• [Written request]: Convert the lines of the material starting at the line that contains "svg-text:2024: 2024 (559, 379, 570, 402)" and ending at the line that contains "svg-text:£400K: £400K (11, 106, 41, 118)" into a Markdown table with the columns Row and Line, numbering each row and omitting any blank lines.

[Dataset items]
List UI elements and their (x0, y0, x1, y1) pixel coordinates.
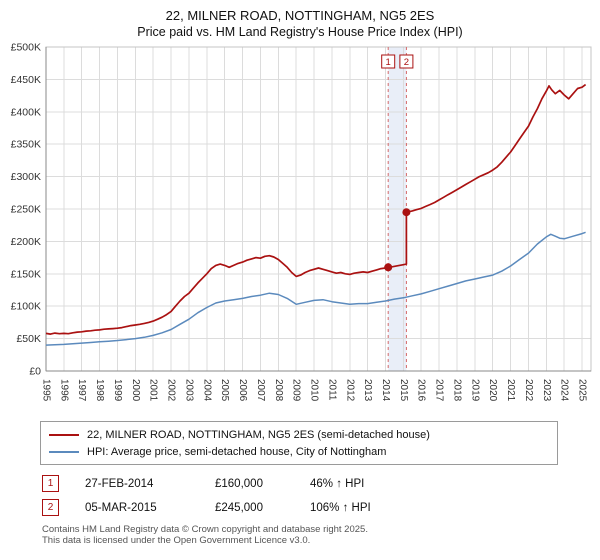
svg-text:2024: 2024 (559, 379, 570, 402)
svg-text:2008: 2008 (273, 379, 284, 402)
svg-text:£250K: £250K (11, 204, 41, 216)
svg-text:2003: 2003 (184, 379, 195, 402)
svg-text:£50K: £50K (16, 333, 41, 345)
transaction-hpi-change-2: 106% ↑ HPI (310, 501, 371, 514)
svg-text:£300K: £300K (11, 171, 41, 183)
legend-label-hpi: HPI: Average price, semi-detached house,… (87, 445, 387, 458)
transactions-list: 1 27-FEB-2014 £160,000 46% ↑ HPI 2 05-MA… (0, 475, 600, 516)
sale-marker-2 (402, 208, 411, 217)
chart-title: 22, MILNER ROAD, NOTTINGHAM, NG5 2ES (165, 8, 435, 23)
svg-text:2017: 2017 (434, 379, 445, 402)
svg-text:2000: 2000 (130, 379, 141, 402)
chart-subtitle: Price paid vs. HM Land Registry's House … (137, 25, 463, 39)
hpi-line-swatch (49, 450, 79, 453)
transaction-number-badge-1: 1 (42, 475, 59, 492)
svg-text:£100K: £100K (11, 301, 41, 313)
transaction-row-2: 2 05-MAR-2015 £245,000 106% ↑ HPI (42, 499, 600, 516)
svg-text:1997: 1997 (76, 379, 87, 402)
hpi-line (45, 231, 586, 346)
svg-text:1998: 1998 (94, 379, 105, 402)
svg-text:2020: 2020 (487, 379, 498, 402)
legend-item-property: 22, MILNER ROAD, NOTTINGHAM, NG5 2ES (se… (49, 426, 549, 443)
transaction-date-2: 05-MAR-2015 (85, 501, 157, 514)
svg-text:2013: 2013 (362, 379, 373, 402)
transaction-number-badge-2: 2 (42, 499, 59, 516)
svg-text:2007: 2007 (255, 379, 266, 402)
attribution-footer: Contains HM Land Registry data © Crown c… (42, 524, 600, 546)
svg-text:2004: 2004 (201, 379, 212, 402)
svg-text:2022: 2022 (523, 379, 534, 402)
svg-text:£400K: £400K (11, 106, 41, 118)
svg-text:2010: 2010 (309, 379, 320, 402)
sale-label-box-1 (381, 54, 396, 69)
attribution-line-2: This data is licensed under the Open Gov… (42, 535, 311, 546)
transaction-hpi-change-1: 46% ↑ HPI (310, 477, 365, 490)
attribution-line-1: Contains HM Land Registry data © Crown c… (42, 524, 368, 535)
sale-label-box-2 (399, 54, 414, 69)
legend-label-property: 22, MILNER ROAD, NOTTINGHAM, NG5 2ES (se… (87, 428, 430, 441)
svg-text:£150K: £150K (11, 268, 41, 280)
svg-text:£0: £0 (29, 366, 41, 378)
sale-label-1: 1 (386, 57, 391, 68)
svg-text:2021: 2021 (505, 379, 516, 402)
chart-header: 22, MILNER ROAD, NOTTINGHAM, NG5 2ES Pri… (0, 0, 600, 41)
svg-text:£450K: £450K (11, 74, 41, 86)
chart-legend: 22, MILNER ROAD, NOTTINGHAM, NG5 2ES (se… (40, 421, 558, 465)
svg-text:1999: 1999 (112, 379, 123, 402)
svg-text:2016: 2016 (416, 379, 427, 402)
svg-text:2018: 2018 (452, 379, 463, 402)
svg-text:2002: 2002 (166, 379, 177, 402)
svg-text:2009: 2009 (291, 379, 302, 402)
svg-text:2014: 2014 (380, 379, 391, 402)
svg-text:1996: 1996 (58, 379, 69, 402)
transaction-price-2: £245,000 (215, 501, 263, 514)
svg-text:2023: 2023 (541, 379, 552, 402)
sale-marker-1 (384, 263, 393, 272)
svg-text:2019: 2019 (469, 379, 480, 402)
svg-text:1995: 1995 (41, 379, 52, 402)
sale-label-2: 2 (404, 57, 409, 68)
svg-text:2025: 2025 (577, 379, 588, 402)
price-history-chart: 1 2 £0 £50K £100K £150K £200K £250K £300K £350K £4… (11, 42, 592, 402)
transaction-date-1: 27-FEB-2014 (85, 477, 154, 490)
svg-text:£350K: £350K (11, 139, 41, 151)
svg-text:2011: 2011 (326, 379, 337, 401)
svg-text:2006: 2006 (237, 379, 248, 402)
legend-item-hpi: HPI: Average price, semi-detached house,… (49, 443, 549, 460)
svg-text:2012: 2012 (344, 379, 355, 402)
svg-text:2015: 2015 (398, 379, 409, 402)
svg-text:£200K: £200K (11, 236, 41, 248)
property-line-swatch (49, 433, 79, 436)
svg-text:2005: 2005 (219, 379, 230, 402)
svg-text:£500K: £500K (11, 42, 41, 54)
price-paid-line (45, 83, 587, 335)
transaction-price-1: £160,000 (215, 477, 263, 490)
transaction-row-1: 1 27-FEB-2014 £160,000 46% ↑ HPI (42, 475, 600, 492)
svg-text:2001: 2001 (148, 379, 159, 402)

• [Answer for this exercise]:
| Row | Line |
|---|---|
| 1 | svg-text:2024: 2024 (559, 379, 570, 402) |
| 2 | svg-text:2008: 2008 (273, 379, 284, 402) |
| 3 | svg-text:£250K: £250K (11, 204, 41, 216) |
| 4 | svg-text:2003: 2003 (184, 379, 195, 402) |
| 5 | svg-text:£50K: £50K (16, 333, 41, 345) |
| 6 | transaction-hpi-change-2: 106% ↑ HPI (310, 501, 371, 514) |
| 7 | svg-text:£300K: £300K (11, 171, 41, 183) |
| 8 | legend-label-hpi: HPI: Average price, semi-detached house,… (87, 445, 387, 458) |
| 9 | transactions-list: 1 27-FEB-2014 £160,000 46% ↑ HPI 2 05-MA… (0, 475, 600, 516) |
| 10 | sale-marker-2 (402, 208, 411, 217) |
| 11 | chart-title: 22, MILNER ROAD, NOTTINGHAM, NG5 2ES (165, 8, 435, 23) |
| 12 | svg-text:2017: 2017 (434, 379, 445, 402) |
| 13 | svg-text:2000: 2000 (130, 379, 141, 402) |
| 14 | chart-subtitle: Price paid vs. HM Land Registry's House … (137, 25, 463, 39) |
| 15 | hpi-line-swatch (49, 450, 79, 453) |
| 16 | transaction-number-badge-1: 1 (42, 475, 59, 492) |
| 17 | svg-text:£100K: £100K (11, 301, 41, 313) |
| 18 | transaction-row-2: 2 05-MAR-2015 £245,000 106% ↑ HPI (42, 499, 600, 516) |
| 19 | svg-text:1997: 1997 (76, 379, 87, 402) |
| 20 | hpi-line (45, 231, 586, 346) |
| 21 | svg-text:1998: 1998 (94, 379, 105, 402) |
| 22 | svg-text:2020: 2020 (487, 379, 498, 402) |
| 23 | legend-item-property: 22, MILNER ROAD, NOTTINGHAM, NG5 2ES (se… (49, 426, 549, 443) |
| 24 | transaction-date-2: 05-MAR-2015 (85, 501, 157, 514) |
| 25 | svg-text:2013: 2013 (362, 379, 373, 402) |
| 26 | transaction-number-badge-2: 2 (42, 499, 59, 516) |
| 27 | svg-text:2007: 2007 (255, 379, 266, 402) |
| 28 | attribution-footer: Contains HM Land Registry data © Crown c… (42, 524, 600, 546) |
| 29 | svg-text:2004: 2004 (201, 379, 212, 402) |
| 30 | svg-text:2022: 2022 (523, 379, 534, 402) |
| 31 | svg-text:£400K: £400K (11, 106, 41, 118) |